> _PROBLEM DETAILS_: Where a line contains the string "JSON", copy that line.

> _RECORDS TO USE_:
— START —

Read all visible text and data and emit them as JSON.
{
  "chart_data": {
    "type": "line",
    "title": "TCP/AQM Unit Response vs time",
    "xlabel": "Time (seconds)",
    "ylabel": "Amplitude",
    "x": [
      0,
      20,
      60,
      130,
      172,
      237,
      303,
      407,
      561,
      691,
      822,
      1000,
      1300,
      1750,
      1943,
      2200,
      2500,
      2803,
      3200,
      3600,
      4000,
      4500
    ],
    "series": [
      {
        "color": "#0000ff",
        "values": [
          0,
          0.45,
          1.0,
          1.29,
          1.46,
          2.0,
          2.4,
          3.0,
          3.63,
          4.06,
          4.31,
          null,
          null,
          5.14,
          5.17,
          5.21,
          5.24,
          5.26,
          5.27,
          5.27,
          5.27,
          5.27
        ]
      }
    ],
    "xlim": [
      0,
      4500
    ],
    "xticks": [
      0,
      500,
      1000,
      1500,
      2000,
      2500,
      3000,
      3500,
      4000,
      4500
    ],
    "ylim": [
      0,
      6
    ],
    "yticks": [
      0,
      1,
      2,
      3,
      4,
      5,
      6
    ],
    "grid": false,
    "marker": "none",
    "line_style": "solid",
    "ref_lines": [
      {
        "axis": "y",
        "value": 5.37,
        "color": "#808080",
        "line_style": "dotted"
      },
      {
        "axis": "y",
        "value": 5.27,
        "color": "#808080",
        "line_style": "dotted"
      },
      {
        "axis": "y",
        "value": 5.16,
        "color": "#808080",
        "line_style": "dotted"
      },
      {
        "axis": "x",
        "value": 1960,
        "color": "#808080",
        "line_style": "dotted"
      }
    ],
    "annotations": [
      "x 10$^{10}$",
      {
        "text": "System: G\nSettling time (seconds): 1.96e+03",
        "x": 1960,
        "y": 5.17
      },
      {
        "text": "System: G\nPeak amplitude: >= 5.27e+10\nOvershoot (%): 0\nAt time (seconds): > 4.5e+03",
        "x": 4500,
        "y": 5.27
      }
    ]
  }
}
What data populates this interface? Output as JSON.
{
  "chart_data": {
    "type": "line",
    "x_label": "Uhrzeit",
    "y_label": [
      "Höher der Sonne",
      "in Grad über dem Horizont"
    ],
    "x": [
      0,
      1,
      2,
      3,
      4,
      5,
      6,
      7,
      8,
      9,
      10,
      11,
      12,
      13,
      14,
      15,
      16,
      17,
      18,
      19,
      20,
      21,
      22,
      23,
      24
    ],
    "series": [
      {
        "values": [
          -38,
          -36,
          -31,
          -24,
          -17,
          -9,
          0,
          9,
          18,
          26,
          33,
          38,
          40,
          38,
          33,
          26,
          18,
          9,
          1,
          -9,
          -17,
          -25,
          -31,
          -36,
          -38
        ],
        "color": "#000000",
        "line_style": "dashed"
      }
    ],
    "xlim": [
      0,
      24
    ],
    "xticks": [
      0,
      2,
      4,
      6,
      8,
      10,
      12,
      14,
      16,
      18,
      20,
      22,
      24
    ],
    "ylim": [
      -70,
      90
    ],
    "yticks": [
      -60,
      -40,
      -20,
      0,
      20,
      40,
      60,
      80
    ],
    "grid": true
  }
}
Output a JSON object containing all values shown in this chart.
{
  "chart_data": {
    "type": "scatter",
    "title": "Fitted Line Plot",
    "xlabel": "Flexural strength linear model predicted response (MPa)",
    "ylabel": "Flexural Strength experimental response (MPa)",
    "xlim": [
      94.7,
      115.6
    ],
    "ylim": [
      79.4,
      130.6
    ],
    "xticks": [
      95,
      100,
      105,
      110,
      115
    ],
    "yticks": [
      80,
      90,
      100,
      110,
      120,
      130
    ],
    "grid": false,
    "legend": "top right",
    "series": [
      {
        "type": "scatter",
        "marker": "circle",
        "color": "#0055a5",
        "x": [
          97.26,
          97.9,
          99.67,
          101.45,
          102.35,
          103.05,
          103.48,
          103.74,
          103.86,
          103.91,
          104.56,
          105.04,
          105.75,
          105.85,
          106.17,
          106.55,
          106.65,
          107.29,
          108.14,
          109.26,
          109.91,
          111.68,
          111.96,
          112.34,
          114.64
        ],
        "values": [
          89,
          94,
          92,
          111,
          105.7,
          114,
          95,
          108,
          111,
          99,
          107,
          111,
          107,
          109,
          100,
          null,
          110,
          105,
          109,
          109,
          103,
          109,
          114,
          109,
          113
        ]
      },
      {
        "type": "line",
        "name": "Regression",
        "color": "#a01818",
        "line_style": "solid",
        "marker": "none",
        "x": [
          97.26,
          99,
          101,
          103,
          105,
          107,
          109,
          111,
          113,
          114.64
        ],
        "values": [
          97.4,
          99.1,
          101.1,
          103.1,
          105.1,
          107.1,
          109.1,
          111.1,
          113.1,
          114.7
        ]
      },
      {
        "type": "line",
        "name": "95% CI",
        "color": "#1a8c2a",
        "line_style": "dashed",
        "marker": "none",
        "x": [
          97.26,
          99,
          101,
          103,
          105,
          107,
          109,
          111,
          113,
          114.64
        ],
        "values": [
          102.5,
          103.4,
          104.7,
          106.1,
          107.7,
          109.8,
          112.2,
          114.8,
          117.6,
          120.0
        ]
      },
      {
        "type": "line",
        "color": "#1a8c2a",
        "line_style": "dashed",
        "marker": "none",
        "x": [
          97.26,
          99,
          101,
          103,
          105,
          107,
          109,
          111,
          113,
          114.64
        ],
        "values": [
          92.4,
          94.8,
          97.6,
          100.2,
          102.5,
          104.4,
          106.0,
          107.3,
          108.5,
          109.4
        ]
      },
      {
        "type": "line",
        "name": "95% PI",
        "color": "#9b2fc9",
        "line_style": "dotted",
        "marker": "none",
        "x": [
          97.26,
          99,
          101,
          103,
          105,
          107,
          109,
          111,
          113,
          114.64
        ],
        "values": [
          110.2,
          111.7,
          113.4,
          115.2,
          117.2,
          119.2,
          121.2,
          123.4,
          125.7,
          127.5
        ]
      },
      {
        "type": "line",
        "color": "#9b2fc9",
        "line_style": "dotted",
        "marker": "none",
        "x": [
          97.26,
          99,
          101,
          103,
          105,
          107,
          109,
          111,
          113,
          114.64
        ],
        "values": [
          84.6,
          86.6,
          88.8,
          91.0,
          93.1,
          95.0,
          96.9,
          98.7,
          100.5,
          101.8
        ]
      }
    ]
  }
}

— END —

> _FULL ANSWER_:
Read all visible text and data and emit them as JSON.
What data populates this interface? Output as JSON.
Output a JSON object containing all values shown in this chart.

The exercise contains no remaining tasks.